Transcribe every line of the listing below without any deviation.

[BEGIN Records for the exercise]

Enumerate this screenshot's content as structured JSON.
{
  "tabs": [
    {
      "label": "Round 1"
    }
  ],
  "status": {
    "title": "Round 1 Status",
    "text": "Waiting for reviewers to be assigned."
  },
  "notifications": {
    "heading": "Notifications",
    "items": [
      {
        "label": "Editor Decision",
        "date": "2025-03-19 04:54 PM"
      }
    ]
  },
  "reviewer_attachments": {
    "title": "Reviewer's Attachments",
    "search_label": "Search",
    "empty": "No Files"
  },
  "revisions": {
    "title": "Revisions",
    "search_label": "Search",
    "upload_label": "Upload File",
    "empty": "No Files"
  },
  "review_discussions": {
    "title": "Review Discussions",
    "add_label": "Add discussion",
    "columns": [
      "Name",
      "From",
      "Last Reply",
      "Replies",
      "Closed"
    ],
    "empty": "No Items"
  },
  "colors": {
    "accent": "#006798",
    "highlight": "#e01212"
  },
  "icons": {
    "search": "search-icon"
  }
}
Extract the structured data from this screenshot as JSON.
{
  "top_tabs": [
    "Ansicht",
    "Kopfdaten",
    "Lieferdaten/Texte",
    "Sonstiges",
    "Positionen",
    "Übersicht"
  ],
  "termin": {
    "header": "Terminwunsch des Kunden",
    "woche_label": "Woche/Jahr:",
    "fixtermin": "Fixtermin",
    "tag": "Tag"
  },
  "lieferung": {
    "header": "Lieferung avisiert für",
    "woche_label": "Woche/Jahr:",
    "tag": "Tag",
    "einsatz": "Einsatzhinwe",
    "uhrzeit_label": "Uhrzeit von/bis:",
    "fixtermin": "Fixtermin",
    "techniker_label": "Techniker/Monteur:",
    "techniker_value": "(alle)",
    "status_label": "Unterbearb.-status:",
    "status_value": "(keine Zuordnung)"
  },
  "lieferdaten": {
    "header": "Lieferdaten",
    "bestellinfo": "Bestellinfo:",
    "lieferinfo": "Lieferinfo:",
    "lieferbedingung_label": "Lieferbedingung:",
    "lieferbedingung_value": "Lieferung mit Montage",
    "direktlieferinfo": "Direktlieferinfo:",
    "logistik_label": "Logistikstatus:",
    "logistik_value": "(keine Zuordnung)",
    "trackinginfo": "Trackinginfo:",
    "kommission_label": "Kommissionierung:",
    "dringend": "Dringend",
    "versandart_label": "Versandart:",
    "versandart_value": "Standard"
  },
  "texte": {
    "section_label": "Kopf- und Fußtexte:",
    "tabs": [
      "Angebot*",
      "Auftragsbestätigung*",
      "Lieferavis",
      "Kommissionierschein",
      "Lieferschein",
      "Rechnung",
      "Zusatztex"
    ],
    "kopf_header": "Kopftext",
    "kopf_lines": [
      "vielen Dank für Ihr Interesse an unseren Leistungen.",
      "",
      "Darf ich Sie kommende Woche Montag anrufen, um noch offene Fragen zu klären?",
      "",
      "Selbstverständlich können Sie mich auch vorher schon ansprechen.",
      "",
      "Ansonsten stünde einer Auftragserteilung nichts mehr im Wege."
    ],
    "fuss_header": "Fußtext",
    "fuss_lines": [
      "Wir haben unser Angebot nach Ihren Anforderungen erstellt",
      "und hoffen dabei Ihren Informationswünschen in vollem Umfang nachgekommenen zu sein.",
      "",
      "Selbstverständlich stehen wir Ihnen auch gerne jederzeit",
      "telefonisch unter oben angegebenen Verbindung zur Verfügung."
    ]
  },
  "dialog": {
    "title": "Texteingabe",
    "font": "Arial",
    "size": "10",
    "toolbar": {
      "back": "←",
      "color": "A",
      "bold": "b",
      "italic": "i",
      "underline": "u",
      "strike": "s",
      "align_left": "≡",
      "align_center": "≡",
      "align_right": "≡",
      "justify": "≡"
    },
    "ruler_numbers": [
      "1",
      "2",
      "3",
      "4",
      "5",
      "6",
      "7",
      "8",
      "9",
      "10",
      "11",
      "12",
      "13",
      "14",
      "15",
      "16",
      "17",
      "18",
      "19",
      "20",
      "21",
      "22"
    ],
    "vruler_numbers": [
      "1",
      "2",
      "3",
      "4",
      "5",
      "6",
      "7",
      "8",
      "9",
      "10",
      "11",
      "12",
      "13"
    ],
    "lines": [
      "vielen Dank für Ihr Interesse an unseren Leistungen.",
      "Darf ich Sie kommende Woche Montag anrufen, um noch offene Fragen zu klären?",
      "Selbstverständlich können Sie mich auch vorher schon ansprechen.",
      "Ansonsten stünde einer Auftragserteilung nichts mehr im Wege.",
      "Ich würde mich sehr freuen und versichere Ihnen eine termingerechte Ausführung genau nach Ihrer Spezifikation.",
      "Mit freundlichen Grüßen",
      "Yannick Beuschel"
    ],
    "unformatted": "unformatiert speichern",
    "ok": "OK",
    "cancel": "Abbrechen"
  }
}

[END Records for the exercise]

**Task solution:**
Enumerate this screenshot's content as structured JSON.
{
  "tabs": [
    {
      "label": "Round 1"
    }
  ],
  "status": {
    "title": "Round 1 Status",
    "text": "Waiting for reviewers to be assigned."
  },
  "notifications": {
    "heading": "Notifications",
    "items": [
      {
        "label": "Editor Decision",
        "date": "2025-03-19 04:54 PM"
      }
    ]
  },
  "reviewer_attachments": {
    "title": "Reviewer's Attachments",
    "search_label": "Search",
    "empty": "No Files"
  },
  "revisions": {
    "title": "Revisions",
    "search_label": "Search",
    "upload_label": "Upload File",
    "empty": "No Files"
  },
  "review_discussions": {
    "title": "Review Discussions",
    "add_label": "Add discussion",
    "columns": [
      "Name",
      "From",
      "Last Reply",
      "Replies",
      "Closed"
    ],
    "empty": "No Items"
  },
  "colors": {
    "accent": "#006798",
    "highlight": "#e01212"
  },
  "icons": {
    "search": "search-icon"
  }
}
Extract the structured data from this screenshot as JSON.
{
  "top_tabs": [
    "Ansicht",
    "Kopfdaten",
    "Lieferdaten/Texte",
    "Sonstiges",
    "Positionen",
    "Übersicht"
  ],
  "termin": {
    "header": "Terminwunsch des Kunden",
    "woche_label": "Woche/Jahr:",
    "fixtermin": "Fixtermin",
    "tag": "Tag"
  },
  "lieferung": {
    "header": "Lieferung avisiert für",
    "woche_label": "Woche/Jahr:",
    "tag": "Tag",
    "einsatz": "Einsatzhinwe",
    "uhrzeit_label": "Uhrzeit von/bis:",
    "fixtermin": "Fixtermin",
    "techniker_label": "Techniker/Monteur:",
    "techniker_value": "(alle)",
    "status_label": "Unterbearb.-status:",
    "status_value": "(keine Zuordnung)"
  },
  "lieferdaten": {
    "header": "Lieferdaten",
    "bestellinfo": "Bestellinfo:",
    "lieferinfo": "Lieferinfo:",
    "lieferbedingung_label": "Lieferbedingung:",
    "lieferbedingung_value": "Lieferung mit Montage",
    "direktlieferinfo": "Direktlieferinfo:",
    "logistik_label": "Logistikstatus:",
    "logistik_value": "(keine Zuordnung)",
    "trackinginfo": "Trackinginfo:",
    "kommission_label": "Kommissionierung:",
    "dringend": "Dringend",
    "versandart_label": "Versandart:",
    "versandart_value": "Standard"
  },
  "texte": {
    "section_label": "Kopf- und Fußtexte:",
    "tabs": [
      "Angebot*",
      "Auftragsbestätigung*",
      "Lieferavis",
      "Kommissionierschein",
      "Lieferschein",
      "Rechnung",
      "Zusatztex"
    ],
    "kopf_header": "Kopftext",
    "kopf_lines": [
      "vielen Dank für Ihr Interesse an unseren Leistungen.",
      "",
      "Darf ich Sie kommende Woche Montag anrufen, um noch offene Fragen zu klären?",
      "",
      "Selbstverständlich können Sie mich auch vorher schon ansprechen.",
      "",
      "Ansonsten stünde einer Auftragserteilung nichts mehr im Wege."
    ],
    "fuss_header": "Fußtext",
    "fuss_lines": [
      "Wir haben unser Angebot nach Ihren Anforderungen erstellt",
      "und hoffen dabei Ihren Informationswünschen in vollem Umfang nachgekommenen zu sein.",
      "",
      "Selbstverständlich stehen wir Ihnen auch gerne jederzeit",
      "telefonisch unter oben angegebenen Verbindung zur Verfügung."
    ]
  },
  "dialog": {
    "title": "Texteingabe",
    "font": "Arial",
    "size": "10",
    "toolbar": {
      "back": "←",
      "color": "A",
      "bold": "b",
      "italic": "i",
      "underline": "u",
      "strike": "s",
      "align_left": "≡",
      "align_center": "≡",
      "align_right": "≡",
      "justify": "≡"
    },
    "ruler_numbers": [
      "1",
      "2",
      "3",
      "4",
      "5",
      "6",
      "7",
      "8",
      "9",
      "10",
      "11",
      "12",
      "13",
      "14",
      "15",
      "16",
      "17",
      "18",
      "19",
      "20",
      "21",
      "22"
    ],
    "vruler_numbers": [
      "1",
      "2",
      "3",
      "4",
      "5",
      "6",
      "7",
      "8",
      "9",
      "10",
      "11",
      "12",
      "13"
    ],
    "lines": [
      "vielen Dank für Ihr Interesse an unseren Leistungen.",
      "Darf ich Sie kommende Woche Montag anrufen, um noch offene Fragen zu klären?",
      "Selbstverständlich können Sie mich auch vorher schon ansprechen.",
      "Ansonsten stünde einer Auftragserteilung nichts mehr im Wege.",
      "Ich würde mich sehr freuen und versichere Ihnen eine termingerechte Ausführung genau nach Ihrer Spezifikation.",
      "Mit freundlichen Grüßen",
      "Yannick Beuschel"
    ],
    "unformatted": "unformatiert speichern",
    "ok": "OK",
    "cancel": "Abbrechen"
  }
}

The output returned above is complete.